**Material supplied**
■ ■ ■ ■

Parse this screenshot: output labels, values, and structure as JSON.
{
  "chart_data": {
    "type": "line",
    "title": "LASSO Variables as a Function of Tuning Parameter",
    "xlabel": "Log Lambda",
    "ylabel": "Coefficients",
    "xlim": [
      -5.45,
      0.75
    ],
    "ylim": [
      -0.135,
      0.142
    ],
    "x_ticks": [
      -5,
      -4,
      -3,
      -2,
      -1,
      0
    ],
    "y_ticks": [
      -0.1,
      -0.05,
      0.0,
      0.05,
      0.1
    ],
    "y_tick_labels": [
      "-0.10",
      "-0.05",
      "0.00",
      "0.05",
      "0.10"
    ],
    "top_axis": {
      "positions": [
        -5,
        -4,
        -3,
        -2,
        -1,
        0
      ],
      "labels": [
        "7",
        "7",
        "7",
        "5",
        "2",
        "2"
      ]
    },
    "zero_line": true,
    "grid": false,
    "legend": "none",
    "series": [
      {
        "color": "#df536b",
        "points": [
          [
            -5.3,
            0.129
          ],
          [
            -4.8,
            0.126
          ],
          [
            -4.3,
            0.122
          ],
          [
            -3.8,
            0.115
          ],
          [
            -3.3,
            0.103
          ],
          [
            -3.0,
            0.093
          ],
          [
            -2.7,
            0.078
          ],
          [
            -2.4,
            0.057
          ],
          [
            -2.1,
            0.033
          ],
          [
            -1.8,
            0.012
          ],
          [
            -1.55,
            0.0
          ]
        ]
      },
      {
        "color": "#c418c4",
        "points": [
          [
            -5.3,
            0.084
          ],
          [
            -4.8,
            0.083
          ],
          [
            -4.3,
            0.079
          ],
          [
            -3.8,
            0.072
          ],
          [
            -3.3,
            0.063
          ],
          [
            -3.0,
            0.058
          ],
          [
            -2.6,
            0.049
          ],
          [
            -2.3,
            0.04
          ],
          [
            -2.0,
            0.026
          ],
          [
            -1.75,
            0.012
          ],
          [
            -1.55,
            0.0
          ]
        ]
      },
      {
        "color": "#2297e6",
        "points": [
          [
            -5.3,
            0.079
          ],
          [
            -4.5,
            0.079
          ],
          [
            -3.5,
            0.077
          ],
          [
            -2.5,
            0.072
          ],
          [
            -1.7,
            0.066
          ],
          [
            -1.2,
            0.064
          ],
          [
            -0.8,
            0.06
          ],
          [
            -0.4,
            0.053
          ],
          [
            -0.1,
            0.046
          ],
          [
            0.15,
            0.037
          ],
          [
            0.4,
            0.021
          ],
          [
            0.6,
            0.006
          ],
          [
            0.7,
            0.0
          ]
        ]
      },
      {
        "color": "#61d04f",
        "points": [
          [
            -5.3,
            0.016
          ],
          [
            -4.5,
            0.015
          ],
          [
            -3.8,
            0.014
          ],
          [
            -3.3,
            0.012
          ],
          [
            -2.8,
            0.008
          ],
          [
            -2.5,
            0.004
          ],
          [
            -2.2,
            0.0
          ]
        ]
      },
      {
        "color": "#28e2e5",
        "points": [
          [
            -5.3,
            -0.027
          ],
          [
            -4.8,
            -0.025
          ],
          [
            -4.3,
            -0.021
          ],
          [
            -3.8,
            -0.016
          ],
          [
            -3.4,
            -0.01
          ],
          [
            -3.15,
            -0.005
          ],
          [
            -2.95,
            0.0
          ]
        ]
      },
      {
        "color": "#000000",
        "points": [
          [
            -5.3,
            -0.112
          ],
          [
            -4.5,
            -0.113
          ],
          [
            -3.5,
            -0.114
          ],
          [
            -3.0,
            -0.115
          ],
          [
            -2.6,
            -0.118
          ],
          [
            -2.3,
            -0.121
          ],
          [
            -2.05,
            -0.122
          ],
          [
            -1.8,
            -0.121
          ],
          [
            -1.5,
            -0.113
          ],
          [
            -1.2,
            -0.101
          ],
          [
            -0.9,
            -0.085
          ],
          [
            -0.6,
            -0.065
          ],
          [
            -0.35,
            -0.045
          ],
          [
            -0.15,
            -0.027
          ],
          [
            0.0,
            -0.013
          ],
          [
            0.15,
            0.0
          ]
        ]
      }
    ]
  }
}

■ ■ ■ ■

**Work to do**
Return every entry verbatim.

**Completed task**
Parse this screenshot: output labels, values, and structure as JSON.
{
  "chart_data": {
    "type": "line",
    "title": "LASSO Variables as a Function of Tuning Parameter",
    "xlabel": "Log Lambda",
    "ylabel": "Coefficients",
    "xlim": [
      -5.45,
      0.75
    ],
    "ylim": [
      -0.135,
      0.142
    ],
    "x_ticks": [
      -5,
      -4,
      -3,
      -2,
      -1,
      0
    ],
    "y_ticks": [
      -0.1,
      -0.05,
      0.0,
      0.05,
      0.1
    ],
    "y_tick_labels": [
      "-0.10",
      "-0.05",
      "0.00",
      "0.05",
      "0.10"
    ],
    "top_axis": {
      "positions": [
        -5,
        -4,
        -3,
        -2,
        -1,
        0
      ],
      "labels": [
        "7",
        "7",
        "7",
        "5",
        "2",
        "2"
      ]
    },
    "zero_line": true,
    "grid": false,
    "legend": "none",
    "series": [
      {
        "color": "#df536b",
        "points": [
          [
            -5.3,
            0.129
          ],
          [
            -4.8,
            0.126
          ],
          [
            -4.3,
            0.122
          ],
          [
            -3.8,
            0.115
          ],
          [
            -3.3,
            0.103
          ],
          [
            -3.0,
            0.093
          ],
          [
            -2.7,
            0.078
          ],
          [
            -2.4,
            0.057
          ],
          [
            -2.1,
            0.033
          ],
          [
            -1.8,
            0.012
          ],
          [
            -1.55,
            0.0
          ]
        ]
      },
      {
        "color": "#c418c4",
        "points": [
          [
            -5.3,
            0.084
          ],
          [
            -4.8,
            0.083
          ],
          [
            -4.3,
            0.079
          ],
          [
            -3.8,
            0.072
          ],
          [
            -3.3,
            0.063
          ],
          [
            -3.0,
            0.058
          ],
          [
            -2.6,
            0.049
          ],
          [
            -2.3,
            0.04
          ],
          [
            -2.0,
            0.026
          ],
          [
            -1.75,
            0.012
          ],
          [
            -1.55,
            0.0
          ]
        ]
      },
      {
        "color": "#2297e6",
        "points": [
          [
            -5.3,
            0.079
          ],
          [
            -4.5,
            0.079
          ],
          [
            -3.5,
            0.077
          ],
          [
            -2.5,
            0.072
          ],
          [
            -1.7,
            0.066
          ],
          [
            -1.2,
            0.064
          ],
          [
            -0.8,
            0.06
          ],
          [
            -0.4,
            0.053
          ],
          [
            -0.1,
            0.046
          ],
          [
            0.15,
            0.037
          ],
          [
            0.4,
            0.021
          ],
          [
            0.6,
            0.006
          ],
          [
            0.7,
            0.0
          ]
        ]
      },
      {
        "color": "#61d04f",
        "points": [
          [
            -5.3,
            0.016
          ],
          [
            -4.5,
            0.015
          ],
          [
            -3.8,
            0.014
          ],
          [
            -3.3,
            0.012
          ],
          [
            -2.8,
            0.008
          ],
          [
            -2.5,
            0.004
          ],
          [
            -2.2,
            0.0
          ]
        ]
      },
      {
        "color": "#28e2e5",
        "points": [
          [
            -5.3,
            -0.027
          ],
          [
            -4.8,
            -0.025
          ],
          [
            -4.3,
            -0.021
          ],
          [
            -3.8,
            -0.016
          ],
          [
            -3.4,
            -0.01
          ],
          [
            -3.15,
            -0.005
          ],
          [
            -2.95,
            0.0
          ]
        ]
      },
      {
        "color": "#000000",
        "points": [
          [
            -5.3,
            -0.112
          ],
          [
            -4.5,
            -0.113
          ],
          [
            -3.5,
            -0.114
          ],
          [
            -3.0,
            -0.115
          ],
          [
            -2.6,
            -0.118
          ],
          [
            -2.3,
            -0.121
          ],
          [
            -2.05,
            -0.122
          ],
          [
            -1.8,
            -0.121
          ],
          [
            -1.5,
            -0.113
          ],
          [
            -1.2,
            -0.101
          ],
          [
            -0.9,
            -0.085
          ],
          [
            -0.6,
            -0.065
          ],
          [
            -0.35,
            -0.045
          ],
          [
            -0.15,
            -0.027
          ],
          [
            0.0,
            -0.013
          ],
          [
            0.15,
            0.0
          ]
        ]
      }
    ]
  }
}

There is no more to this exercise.